→ **Exercise requirements**: All of the material below is to be retyped exactly.

→ **Supplied material**:
════════

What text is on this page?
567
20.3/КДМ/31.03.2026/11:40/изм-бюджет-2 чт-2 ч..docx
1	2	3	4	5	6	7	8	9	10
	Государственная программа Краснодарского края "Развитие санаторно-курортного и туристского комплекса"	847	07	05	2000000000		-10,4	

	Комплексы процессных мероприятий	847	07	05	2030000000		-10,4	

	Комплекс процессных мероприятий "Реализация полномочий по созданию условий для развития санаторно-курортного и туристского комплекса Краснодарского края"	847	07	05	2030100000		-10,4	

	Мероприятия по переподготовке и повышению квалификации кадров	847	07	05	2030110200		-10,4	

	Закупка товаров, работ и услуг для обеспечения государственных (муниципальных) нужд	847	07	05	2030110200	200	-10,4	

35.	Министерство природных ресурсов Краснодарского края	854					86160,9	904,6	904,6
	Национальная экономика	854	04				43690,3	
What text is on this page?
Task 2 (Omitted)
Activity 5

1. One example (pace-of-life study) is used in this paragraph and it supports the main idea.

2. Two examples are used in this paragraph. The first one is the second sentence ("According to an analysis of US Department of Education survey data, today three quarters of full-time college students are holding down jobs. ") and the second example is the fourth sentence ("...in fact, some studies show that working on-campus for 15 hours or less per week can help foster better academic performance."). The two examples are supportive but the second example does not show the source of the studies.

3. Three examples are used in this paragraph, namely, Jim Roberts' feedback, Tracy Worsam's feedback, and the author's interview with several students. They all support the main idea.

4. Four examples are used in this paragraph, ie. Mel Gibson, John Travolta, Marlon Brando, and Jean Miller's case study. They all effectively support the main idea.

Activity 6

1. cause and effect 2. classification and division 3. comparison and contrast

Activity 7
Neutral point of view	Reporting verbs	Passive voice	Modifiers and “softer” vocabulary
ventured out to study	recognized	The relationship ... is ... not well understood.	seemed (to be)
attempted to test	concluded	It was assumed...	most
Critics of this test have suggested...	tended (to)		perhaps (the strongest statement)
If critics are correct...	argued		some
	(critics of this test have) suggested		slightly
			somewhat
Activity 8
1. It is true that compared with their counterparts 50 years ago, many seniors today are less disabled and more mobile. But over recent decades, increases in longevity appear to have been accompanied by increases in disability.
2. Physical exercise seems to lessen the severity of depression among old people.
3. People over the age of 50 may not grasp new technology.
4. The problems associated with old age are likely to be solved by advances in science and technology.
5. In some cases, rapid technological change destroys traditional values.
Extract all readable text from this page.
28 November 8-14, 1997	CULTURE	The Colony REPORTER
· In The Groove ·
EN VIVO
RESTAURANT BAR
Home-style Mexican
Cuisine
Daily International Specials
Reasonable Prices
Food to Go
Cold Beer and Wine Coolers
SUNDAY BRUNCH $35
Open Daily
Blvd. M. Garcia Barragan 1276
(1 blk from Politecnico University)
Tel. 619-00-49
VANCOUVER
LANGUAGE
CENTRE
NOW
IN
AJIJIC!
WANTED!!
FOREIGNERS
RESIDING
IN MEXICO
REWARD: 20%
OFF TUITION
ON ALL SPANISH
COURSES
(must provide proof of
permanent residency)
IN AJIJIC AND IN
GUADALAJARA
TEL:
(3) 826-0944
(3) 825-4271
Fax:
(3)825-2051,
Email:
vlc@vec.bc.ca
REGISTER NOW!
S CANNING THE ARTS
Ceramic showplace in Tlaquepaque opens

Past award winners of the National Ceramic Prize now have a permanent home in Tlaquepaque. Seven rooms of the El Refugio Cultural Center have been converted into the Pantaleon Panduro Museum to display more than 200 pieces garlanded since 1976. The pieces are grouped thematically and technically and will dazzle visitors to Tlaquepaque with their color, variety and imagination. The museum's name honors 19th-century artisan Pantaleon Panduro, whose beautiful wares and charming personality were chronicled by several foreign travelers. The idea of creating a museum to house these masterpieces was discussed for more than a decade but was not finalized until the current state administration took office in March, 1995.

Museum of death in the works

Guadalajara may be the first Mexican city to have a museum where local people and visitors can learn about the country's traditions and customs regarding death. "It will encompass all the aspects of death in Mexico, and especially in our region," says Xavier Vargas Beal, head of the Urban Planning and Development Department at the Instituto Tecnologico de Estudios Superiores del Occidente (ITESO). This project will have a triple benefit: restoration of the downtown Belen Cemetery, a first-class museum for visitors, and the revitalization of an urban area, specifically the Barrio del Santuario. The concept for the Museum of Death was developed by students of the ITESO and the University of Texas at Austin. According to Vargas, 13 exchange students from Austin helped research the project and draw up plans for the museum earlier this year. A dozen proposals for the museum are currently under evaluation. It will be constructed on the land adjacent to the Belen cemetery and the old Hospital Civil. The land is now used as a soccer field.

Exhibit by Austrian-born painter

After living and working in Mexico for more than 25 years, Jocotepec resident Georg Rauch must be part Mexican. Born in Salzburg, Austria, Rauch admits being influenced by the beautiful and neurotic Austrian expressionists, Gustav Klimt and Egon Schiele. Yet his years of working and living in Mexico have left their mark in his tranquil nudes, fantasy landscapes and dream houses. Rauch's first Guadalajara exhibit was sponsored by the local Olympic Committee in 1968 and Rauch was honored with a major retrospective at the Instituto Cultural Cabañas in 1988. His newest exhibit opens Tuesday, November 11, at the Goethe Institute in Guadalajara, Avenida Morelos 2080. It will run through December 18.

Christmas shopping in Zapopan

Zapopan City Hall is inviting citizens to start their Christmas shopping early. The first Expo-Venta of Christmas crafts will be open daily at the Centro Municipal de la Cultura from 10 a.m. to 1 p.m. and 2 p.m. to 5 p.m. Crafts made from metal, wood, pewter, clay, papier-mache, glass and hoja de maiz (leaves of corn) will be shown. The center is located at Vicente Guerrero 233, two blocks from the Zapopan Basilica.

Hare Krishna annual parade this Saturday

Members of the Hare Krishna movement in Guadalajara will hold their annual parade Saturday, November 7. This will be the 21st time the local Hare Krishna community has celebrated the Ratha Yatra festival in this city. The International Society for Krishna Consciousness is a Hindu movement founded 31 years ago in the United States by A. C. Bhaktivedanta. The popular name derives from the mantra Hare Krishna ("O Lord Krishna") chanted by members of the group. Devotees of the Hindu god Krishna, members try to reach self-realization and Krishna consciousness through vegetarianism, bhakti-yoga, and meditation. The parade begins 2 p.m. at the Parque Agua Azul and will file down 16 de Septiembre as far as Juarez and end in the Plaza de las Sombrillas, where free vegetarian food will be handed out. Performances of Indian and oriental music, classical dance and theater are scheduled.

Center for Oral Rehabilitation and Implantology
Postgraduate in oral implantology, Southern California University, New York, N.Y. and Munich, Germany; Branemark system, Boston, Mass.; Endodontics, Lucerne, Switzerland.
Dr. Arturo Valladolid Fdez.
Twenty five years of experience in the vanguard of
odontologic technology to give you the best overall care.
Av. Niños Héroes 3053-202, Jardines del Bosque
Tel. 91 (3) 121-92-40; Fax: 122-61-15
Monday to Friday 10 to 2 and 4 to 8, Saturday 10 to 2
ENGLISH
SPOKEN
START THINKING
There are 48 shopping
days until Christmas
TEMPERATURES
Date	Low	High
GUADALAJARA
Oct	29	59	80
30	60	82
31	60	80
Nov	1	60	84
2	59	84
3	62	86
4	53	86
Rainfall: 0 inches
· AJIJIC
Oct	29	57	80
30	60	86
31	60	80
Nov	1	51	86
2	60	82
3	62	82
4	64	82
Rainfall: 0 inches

════════

→ **Answer below**:
What text is on this page?
567
20.3/КДМ/31.03.2026/11:40/изм-бюджет-2 чт-2 ч..docx
1	2	3	4	5	6	7	8	9	10
	Государственная программа Краснодарского края "Развитие санаторно-курортного и туристского комплекса"	847	07	05	2000000000		-10,4	

	Комплексы процессных мероприятий	847	07	05	2030000000		-10,4	

	Комплекс процессных мероприятий "Реализация полномочий по созданию условий для развития санаторно-курортного и туристского комплекса Краснодарского края"	847	07	05	2030100000		-10,4	

	Мероприятия по переподготовке и повышению квалификации кадров	847	07	05	2030110200		-10,4	

	Закупка товаров, работ и услуг для обеспечения государственных (муниципальных) нужд	847	07	05	2030110200	200	-10,4	

35.	Министерство природных ресурсов Краснодарского края	854					86160,9	904,6	904,6
	Национальная экономика	854	04				43690,3	
What text is on this page?
Task 2 (Omitted)
Activity 5

1. One example (pace-of-life study) is used in this paragraph and it supports the main idea.

2. Two examples are used in this paragraph. The first one is the second sentence ("According to an analysis of US Department of Education survey data, today three quarters of full-time college students are holding down jobs. ") and the second example is the fourth sentence ("...in fact, some studies show that working on-campus for 15 hours or less per week can help foster better academic performance."). The two examples are supportive but the second example does not show the source of the studies.

3. Three examples are used in this paragraph, namely, Jim Roberts' feedback, Tracy Worsam's feedback, and the author's interview with several students. They all support the main idea.

4. Four examples are used in this paragraph, ie. Mel Gibson, John Travolta, Marlon Brando, and Jean Miller's case study. They all effectively support the main idea.

Activity 6

1. cause and effect 2. classification and division 3. comparison and contrast

Activity 7
Neutral point of view	Reporting verbs	Passive voice	Modifiers and “softer” vocabulary
ventured out to study	recognized	The relationship ... is ... not well understood.	seemed (to be)
attempted to test	concluded	It was assumed...	most
Critics of this test have suggested...	tended (to)		perhaps (the strongest statement)
If critics are correct...	argued		some
	(critics of this test have) suggested		slightly
			somewhat
Activity 8
1. It is true that compared with their counterparts 50 years ago, many seniors today are less disabled and more mobile. But over recent decades, increases in longevity appear to have been accompanied by increases in disability.
2. Physical exercise seems to lessen the severity of depression among old people.
3. People over the age of 50 may not grasp new technology.
4. The problems associated with old age are likely to be solved by advances in science and technology.
5. In some cases, rapid technological change destroys traditional values.
Extract all readable text from this page.
28 November 8-14, 1997	CULTURE	The Colony REPORTER
· In The Groove ·
EN VIVO
RESTAURANT BAR
Home-style Mexican
Cuisine
Daily International Specials
Reasonable Prices
Food to Go
Cold Beer and Wine Coolers
SUNDAY BRUNCH $35
Open Daily
Blvd. M. Garcia Barragan 1276
(1 blk from Politecnico University)
Tel. 619-00-49
VANCOUVER
LANGUAGE
CENTRE
NOW
IN
AJIJIC!
WANTED!!
FOREIGNERS
RESIDING
IN MEXICO
REWARD: 20%
OFF TUITION
ON ALL SPANISH
COURSES
(must provide proof of
permanent residency)
IN AJIJIC AND IN
GUADALAJARA
TEL:
(3) 826-0944
(3) 825-4271
Fax:
(3)825-2051,
Email:
vlc@vec.bc.ca
REGISTER NOW!
S CANNING THE ARTS
Ceramic showplace in Tlaquepaque opens

Past award winners of the National Ceramic Prize now have a permanent home in Tlaquepaque. Seven rooms of the El Refugio Cultural Center have been converted into the Pantaleon Panduro Museum to display more than 200 pieces garlanded since 1976. The pieces are grouped thematically and technically and will dazzle visitors to Tlaquepaque with their color, variety and imagination. The museum's name honors 19th-century artisan Pantaleon Panduro, whose beautiful wares and charming personality were chronicled by several foreign travelers. The idea of creating a museum to house these masterpieces was discussed for more than a decade but was not finalized until the current state administration took office in March, 1995.

Museum of death in the works

Guadalajara may be the first Mexican city to have a museum where local people and visitors can learn about the country's traditions and customs regarding death. "It will encompass all the aspects of death in Mexico, and especially in our region," says Xavier Vargas Beal, head of the Urban Planning and Development Department at the Instituto Tecnologico de Estudios Superiores del Occidente (ITESO). This project will have a triple benefit: restoration of the downtown Belen Cemetery, a first-class museum for visitors, and the revitalization of an urban area, specifically the Barrio del Santuario. The concept for the Museum of Death was developed by students of the ITESO and the University of Texas at Austin. According to Vargas, 13 exchange students from Austin helped research the project and draw up plans for the museum earlier this year. A dozen proposals for the museum are currently under evaluation. It will be constructed on the land adjacent to the Belen cemetery and the old Hospital Civil. The land is now used as a soccer field.

Exhibit by Austrian-born painter

After living and working in Mexico for more than 25 years, Jocotepec resident Georg Rauch must be part Mexican. Born in Salzburg, Austria, Rauch admits being influenced by the beautiful and neurotic Austrian expressionists, Gustav Klimt and Egon Schiele. Yet his years of working and living in Mexico have left their mark in his tranquil nudes, fantasy landscapes and dream houses. Rauch's first Guadalajara exhibit was sponsored by the local Olympic Committee in 1968 and Rauch was honored with a major retrospective at the Instituto Cultural Cabañas in 1988. His newest exhibit opens Tuesday, November 11, at the Goethe Institute in Guadalajara, Avenida Morelos 2080. It will run through December 18.

Christmas shopping in Zapopan

Zapopan City Hall is inviting citizens to start their Christmas shopping early. The first Expo-Venta of Christmas crafts will be open daily at the Centro Municipal de la Cultura from 10 a.m. to 1 p.m. and 2 p.m. to 5 p.m. Crafts made from metal, wood, pewter, clay, papier-mache, glass and hoja de maiz (leaves of corn) will be shown. The center is located at Vicente Guerrero 233, two blocks from the Zapopan Basilica.

Hare Krishna annual parade this Saturday

Members of the Hare Krishna movement in Guadalajara will hold their annual parade Saturday, November 7. This will be the 21st time the local Hare Krishna community has celebrated the Ratha Yatra festival in this city. The International Society for Krishna Consciousness is a Hindu movement founded 31 years ago in the United States by A. C. Bhaktivedanta. The popular name derives from the mantra Hare Krishna ("O Lord Krishna") chanted by members of the group. Devotees of the Hindu god Krishna, members try to reach self-realization and Krishna consciousness through vegetarianism, bhakti-yoga, and meditation. The parade begins 2 p.m. at the Parque Agua Azul and will file down 16 de Septiembre as far as Juarez and end in the Plaza de las Sombrillas, where free vegetarian food will be handed out. Performances of Indian and oriental music, classical dance and theater are scheduled.

Center for Oral Rehabilitation and Implantology
Postgraduate in oral implantology, Southern California University, New York, N.Y. and Munich, Germany; Branemark system, Boston, Mass.; Endodontics, Lucerne, Switzerland.
Dr. Arturo Valladolid Fdez.
Twenty five years of experience in the vanguard of
odontologic technology to give you the best overall care.
Av. Niños Héroes 3053-202, Jardines del Bosque
Tel. 91 (3) 121-92-40; Fax: 122-61-15
Monday to Friday 10 to 2 and 4 to 8, Saturday 10 to 2
ENGLISH
SPOKEN
START THINKING
There are 48 shopping
days until Christmas
TEMPERATURES
Date	Low	High
GUADALAJARA
Oct	29	59	80
30	60	82
31	60	80
Nov	1	60	84
2	59	84
3	62	86
4	53	86
Rainfall: 0 inches
· AJIJIC
Oct	29	57	80
30	60	86
31	60	80
Nov	1	51	86
2	60	82
3	62	82
4	64	82
Rainfall: 0 inches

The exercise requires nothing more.